>>>
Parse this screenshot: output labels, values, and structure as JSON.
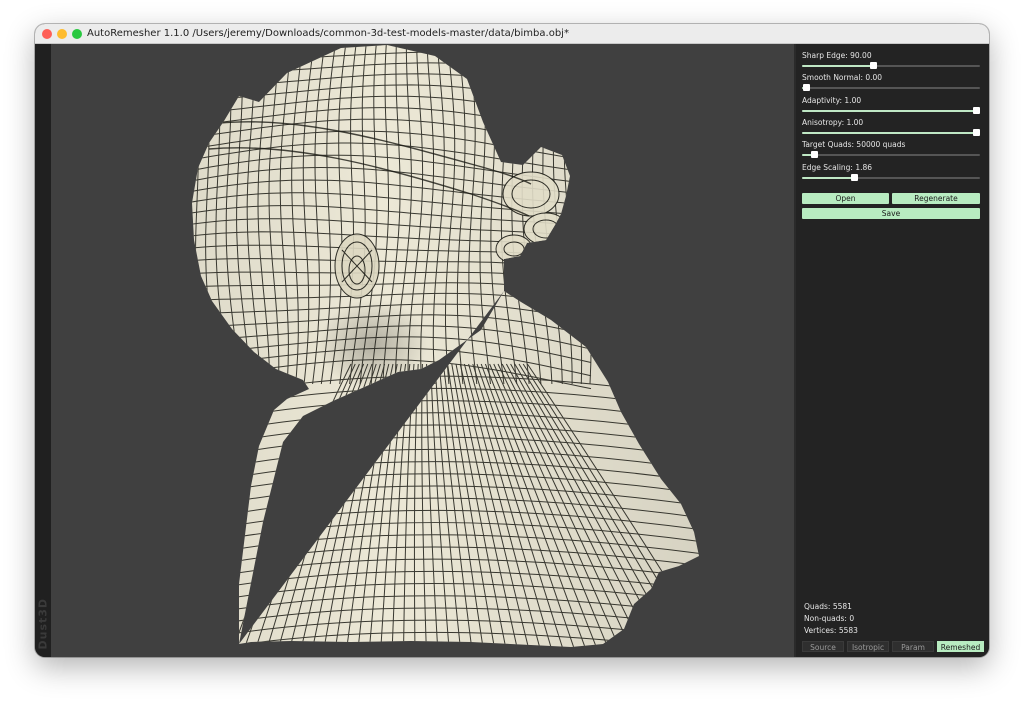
{
  "window": {
    "title": "AutoRemesher 1.1.0 /Users/jeremy/Downloads/common-3d-test-models-master/data/bimba.obj*"
  },
  "logo": {
    "text": "Dust3D"
  },
  "controls": {
    "sharp_edge": {
      "label": "Sharp Edge: 90.00",
      "fraction": 0.4
    },
    "smooth_normal": {
      "label": "Smooth Normal: 0.00",
      "fraction": 0.02
    },
    "adaptivity": {
      "label": "Adaptivity: 1.00",
      "fraction": 0.98
    },
    "anisotropy": {
      "label": "Anisotropy: 1.00",
      "fraction": 0.98
    },
    "target_quads": {
      "label": "Target Quads: 50000 quads",
      "fraction": 0.07
    },
    "edge_scaling": {
      "label": "Edge Scaling: 1.86",
      "fraction": 0.29
    }
  },
  "buttons": {
    "open": "Open",
    "regenerate": "Regenerate",
    "save": "Save"
  },
  "stats": {
    "quads": "Quads: 5581",
    "non_quads": "Non-quads: 0",
    "vertices": "Vertices: 5583"
  },
  "tabs": [
    {
      "label": "Source",
      "active": false
    },
    {
      "label": "Isotropic",
      "active": false
    },
    {
      "label": "Param",
      "active": false
    },
    {
      "label": "Remeshed",
      "active": true
    }
  ],
  "colors": {
    "accent": "#b8ecc1",
    "mesh_fill": "#ece8d6",
    "mesh_lines": "#1a1a14",
    "viewport_bg": "#404040",
    "panel_bg": "#232323"
  }
}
<<<
● **Instructions for the task**
Scan the data above and copy every line with "fraction" in it.

● **Full response**
      "fraction": 0.4
      "fraction": 0.02
      "fraction": 0.98
      "fraction": 0.98
      "fraction": 0.07
      "fraction": 0.29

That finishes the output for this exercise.